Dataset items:
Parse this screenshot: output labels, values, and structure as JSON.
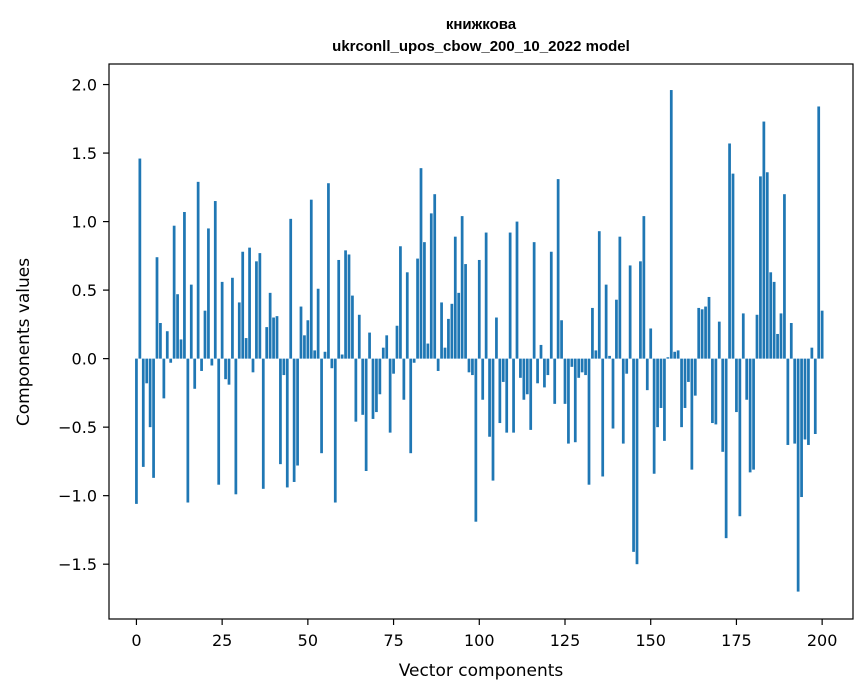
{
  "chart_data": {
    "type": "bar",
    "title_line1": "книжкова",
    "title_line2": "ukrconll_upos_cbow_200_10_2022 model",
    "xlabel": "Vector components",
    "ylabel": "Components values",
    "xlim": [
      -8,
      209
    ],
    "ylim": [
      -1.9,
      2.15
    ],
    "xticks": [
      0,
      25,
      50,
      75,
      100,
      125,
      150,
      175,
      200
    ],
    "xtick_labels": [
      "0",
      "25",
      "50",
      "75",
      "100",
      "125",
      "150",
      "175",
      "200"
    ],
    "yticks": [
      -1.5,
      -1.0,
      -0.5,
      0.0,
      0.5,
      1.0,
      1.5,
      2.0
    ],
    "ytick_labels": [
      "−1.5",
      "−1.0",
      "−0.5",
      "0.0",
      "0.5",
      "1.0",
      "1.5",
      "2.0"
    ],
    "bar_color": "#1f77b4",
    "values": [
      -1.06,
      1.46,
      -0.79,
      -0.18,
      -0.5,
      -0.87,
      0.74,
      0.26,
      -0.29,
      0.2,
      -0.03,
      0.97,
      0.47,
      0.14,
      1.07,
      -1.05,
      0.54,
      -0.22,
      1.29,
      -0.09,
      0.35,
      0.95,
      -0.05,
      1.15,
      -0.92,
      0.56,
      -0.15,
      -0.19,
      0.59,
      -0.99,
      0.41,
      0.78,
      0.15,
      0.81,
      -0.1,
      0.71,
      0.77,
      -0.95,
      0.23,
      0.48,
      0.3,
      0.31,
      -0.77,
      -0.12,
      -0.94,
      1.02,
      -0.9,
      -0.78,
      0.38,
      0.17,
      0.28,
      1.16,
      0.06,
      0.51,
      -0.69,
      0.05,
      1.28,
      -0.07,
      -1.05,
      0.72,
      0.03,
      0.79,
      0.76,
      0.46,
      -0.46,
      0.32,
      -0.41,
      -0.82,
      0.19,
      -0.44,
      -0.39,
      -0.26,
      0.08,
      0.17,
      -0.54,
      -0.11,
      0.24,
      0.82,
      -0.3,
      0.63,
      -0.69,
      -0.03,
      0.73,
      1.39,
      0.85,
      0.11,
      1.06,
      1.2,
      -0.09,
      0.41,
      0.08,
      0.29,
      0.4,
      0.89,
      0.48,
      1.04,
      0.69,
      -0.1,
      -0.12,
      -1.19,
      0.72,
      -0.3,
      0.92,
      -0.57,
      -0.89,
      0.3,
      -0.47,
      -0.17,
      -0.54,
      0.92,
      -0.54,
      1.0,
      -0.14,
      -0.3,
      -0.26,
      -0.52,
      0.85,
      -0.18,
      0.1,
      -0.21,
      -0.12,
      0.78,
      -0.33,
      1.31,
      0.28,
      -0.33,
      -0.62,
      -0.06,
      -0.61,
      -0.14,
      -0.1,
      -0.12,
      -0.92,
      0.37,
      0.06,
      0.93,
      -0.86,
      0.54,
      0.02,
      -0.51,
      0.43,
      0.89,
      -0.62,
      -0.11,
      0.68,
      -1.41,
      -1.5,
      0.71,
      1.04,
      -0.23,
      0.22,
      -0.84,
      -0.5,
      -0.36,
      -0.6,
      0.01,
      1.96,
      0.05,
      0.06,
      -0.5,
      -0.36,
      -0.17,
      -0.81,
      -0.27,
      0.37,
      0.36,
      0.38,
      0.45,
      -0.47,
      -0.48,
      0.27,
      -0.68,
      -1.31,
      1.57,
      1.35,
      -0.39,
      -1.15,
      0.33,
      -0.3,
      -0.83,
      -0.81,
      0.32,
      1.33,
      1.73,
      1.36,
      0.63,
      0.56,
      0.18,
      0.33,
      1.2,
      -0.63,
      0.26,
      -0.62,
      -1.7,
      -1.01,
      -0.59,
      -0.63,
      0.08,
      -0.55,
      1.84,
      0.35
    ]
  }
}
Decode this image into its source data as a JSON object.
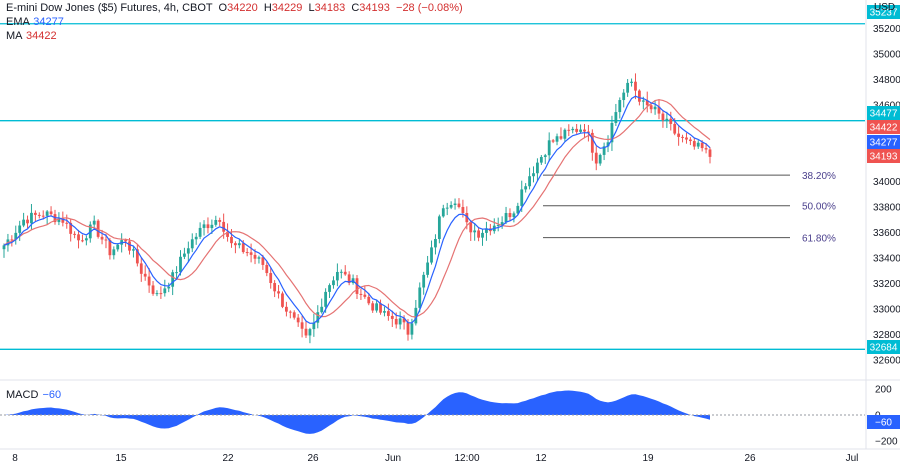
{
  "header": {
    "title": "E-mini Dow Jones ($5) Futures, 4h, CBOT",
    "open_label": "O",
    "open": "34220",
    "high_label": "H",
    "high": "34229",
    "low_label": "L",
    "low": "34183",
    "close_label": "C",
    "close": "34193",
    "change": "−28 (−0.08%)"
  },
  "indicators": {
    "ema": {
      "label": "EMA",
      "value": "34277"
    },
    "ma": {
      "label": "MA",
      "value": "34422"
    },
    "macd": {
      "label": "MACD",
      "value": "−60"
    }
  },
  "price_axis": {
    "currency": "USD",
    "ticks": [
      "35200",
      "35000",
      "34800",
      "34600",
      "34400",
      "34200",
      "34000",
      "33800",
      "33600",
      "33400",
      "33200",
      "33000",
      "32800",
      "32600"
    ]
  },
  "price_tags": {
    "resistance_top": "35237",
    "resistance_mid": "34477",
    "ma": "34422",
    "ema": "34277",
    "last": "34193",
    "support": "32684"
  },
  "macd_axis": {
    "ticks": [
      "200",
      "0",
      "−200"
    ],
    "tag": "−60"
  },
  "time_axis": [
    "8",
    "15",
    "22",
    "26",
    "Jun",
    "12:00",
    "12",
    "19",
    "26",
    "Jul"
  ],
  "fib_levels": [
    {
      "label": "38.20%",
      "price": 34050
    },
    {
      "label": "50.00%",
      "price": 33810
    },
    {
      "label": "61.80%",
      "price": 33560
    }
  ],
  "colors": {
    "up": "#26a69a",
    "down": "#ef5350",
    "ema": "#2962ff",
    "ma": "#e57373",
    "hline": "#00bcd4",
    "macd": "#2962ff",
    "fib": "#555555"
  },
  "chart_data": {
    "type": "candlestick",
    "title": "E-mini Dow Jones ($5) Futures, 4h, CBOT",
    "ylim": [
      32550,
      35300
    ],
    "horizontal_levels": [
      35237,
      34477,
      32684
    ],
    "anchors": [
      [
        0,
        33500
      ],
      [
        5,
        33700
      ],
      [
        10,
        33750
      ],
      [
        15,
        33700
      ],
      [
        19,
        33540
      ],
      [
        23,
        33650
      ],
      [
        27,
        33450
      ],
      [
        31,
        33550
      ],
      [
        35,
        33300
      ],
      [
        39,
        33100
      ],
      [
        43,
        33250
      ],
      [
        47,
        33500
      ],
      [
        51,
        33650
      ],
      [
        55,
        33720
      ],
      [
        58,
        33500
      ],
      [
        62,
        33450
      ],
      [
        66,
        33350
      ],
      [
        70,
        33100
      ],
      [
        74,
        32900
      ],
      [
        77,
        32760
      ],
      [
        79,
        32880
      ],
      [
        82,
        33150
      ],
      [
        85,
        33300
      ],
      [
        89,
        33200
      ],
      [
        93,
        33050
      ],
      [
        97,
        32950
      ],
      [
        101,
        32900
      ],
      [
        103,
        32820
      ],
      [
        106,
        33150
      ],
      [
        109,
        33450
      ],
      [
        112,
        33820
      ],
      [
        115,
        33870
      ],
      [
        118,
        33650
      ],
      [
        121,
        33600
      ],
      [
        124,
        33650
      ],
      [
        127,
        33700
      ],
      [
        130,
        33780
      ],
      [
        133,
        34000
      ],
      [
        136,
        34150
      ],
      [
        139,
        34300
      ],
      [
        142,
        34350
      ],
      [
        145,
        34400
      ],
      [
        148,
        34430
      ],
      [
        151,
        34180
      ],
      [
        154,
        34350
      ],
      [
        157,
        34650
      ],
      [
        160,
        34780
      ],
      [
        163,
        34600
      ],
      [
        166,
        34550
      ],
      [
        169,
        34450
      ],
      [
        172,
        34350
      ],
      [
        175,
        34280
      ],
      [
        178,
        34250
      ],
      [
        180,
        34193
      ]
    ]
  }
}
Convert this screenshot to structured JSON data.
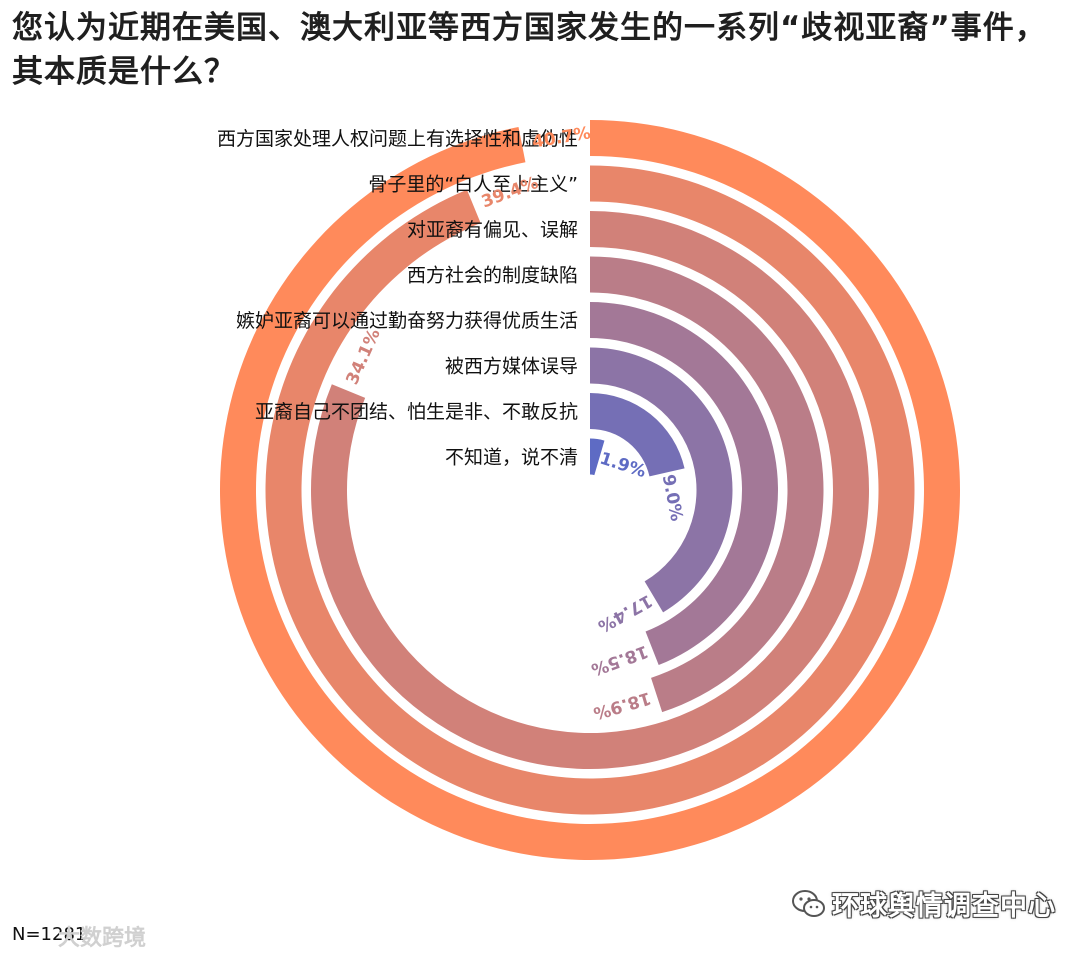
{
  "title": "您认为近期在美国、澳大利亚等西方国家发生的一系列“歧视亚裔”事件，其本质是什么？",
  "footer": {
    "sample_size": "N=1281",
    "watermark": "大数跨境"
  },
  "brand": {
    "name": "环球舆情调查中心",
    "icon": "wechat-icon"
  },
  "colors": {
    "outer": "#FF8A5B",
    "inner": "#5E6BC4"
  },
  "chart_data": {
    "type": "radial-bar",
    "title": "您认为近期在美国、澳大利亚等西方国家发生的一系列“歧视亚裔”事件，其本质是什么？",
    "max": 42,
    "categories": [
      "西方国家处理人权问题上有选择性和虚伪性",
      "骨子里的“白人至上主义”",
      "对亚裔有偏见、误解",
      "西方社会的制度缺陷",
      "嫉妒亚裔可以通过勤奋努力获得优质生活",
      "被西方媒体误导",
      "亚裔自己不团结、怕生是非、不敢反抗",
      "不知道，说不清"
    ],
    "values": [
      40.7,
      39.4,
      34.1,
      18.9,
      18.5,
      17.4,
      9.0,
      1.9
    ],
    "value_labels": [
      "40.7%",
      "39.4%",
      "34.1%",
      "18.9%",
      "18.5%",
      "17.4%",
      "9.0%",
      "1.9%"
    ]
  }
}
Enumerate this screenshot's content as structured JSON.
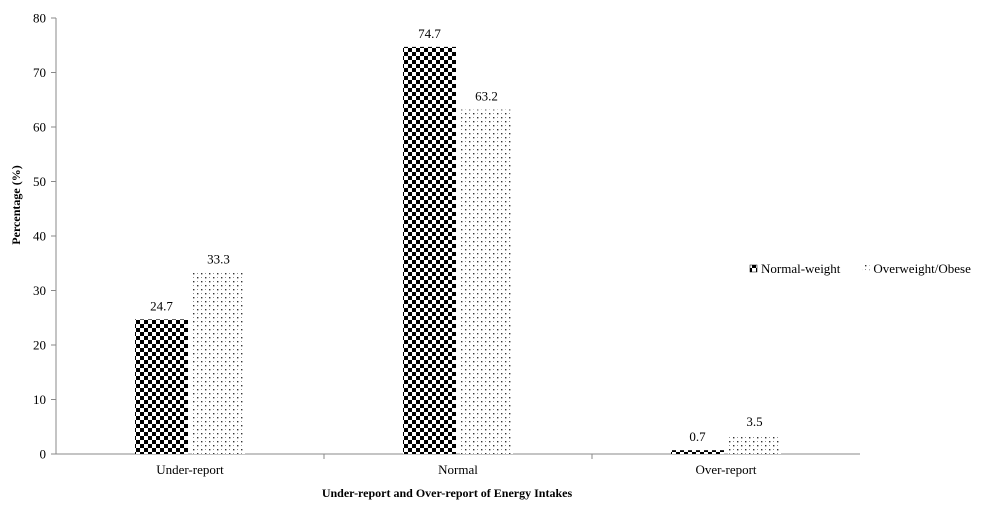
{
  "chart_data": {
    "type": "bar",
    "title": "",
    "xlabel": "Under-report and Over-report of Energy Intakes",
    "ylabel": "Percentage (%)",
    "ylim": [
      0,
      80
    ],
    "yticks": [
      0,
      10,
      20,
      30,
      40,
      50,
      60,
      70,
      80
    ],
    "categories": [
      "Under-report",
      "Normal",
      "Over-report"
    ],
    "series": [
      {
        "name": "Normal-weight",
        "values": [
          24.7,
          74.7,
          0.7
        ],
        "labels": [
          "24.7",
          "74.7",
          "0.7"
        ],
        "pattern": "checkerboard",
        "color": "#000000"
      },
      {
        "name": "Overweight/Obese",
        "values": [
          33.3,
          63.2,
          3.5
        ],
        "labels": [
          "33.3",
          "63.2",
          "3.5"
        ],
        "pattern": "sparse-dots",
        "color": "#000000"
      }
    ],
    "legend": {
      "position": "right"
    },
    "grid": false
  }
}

*Exercise goal*.
Locate "Enumerate this screenshot's" in the entries above. Copy, exactly and only, the lines from that line to the end, leaving out the pictures.

*The solution*.
Enumerate this screenshot's content as structured JSON.
{
  "chart_data": {
    "type": "bar",
    "title": "",
    "xlabel": "Under-report and Over-report of Energy Intakes",
    "ylabel": "Percentage (%)",
    "ylim": [
      0,
      80
    ],
    "yticks": [
      0,
      10,
      20,
      30,
      40,
      50,
      60,
      70,
      80
    ],
    "categories": [
      "Under-report",
      "Normal",
      "Over-report"
    ],
    "series": [
      {
        "name": "Normal-weight",
        "values": [
          24.7,
          74.7,
          0.7
        ],
        "labels": [
          "24.7",
          "74.7",
          "0.7"
        ],
        "pattern": "checkerboard",
        "color": "#000000"
      },
      {
        "name": "Overweight/Obese",
        "values": [
          33.3,
          63.2,
          3.5
        ],
        "labels": [
          "33.3",
          "63.2",
          "3.5"
        ],
        "pattern": "sparse-dots",
        "color": "#000000"
      }
    ],
    "legend": {
      "position": "right"
    },
    "grid": false
  }
}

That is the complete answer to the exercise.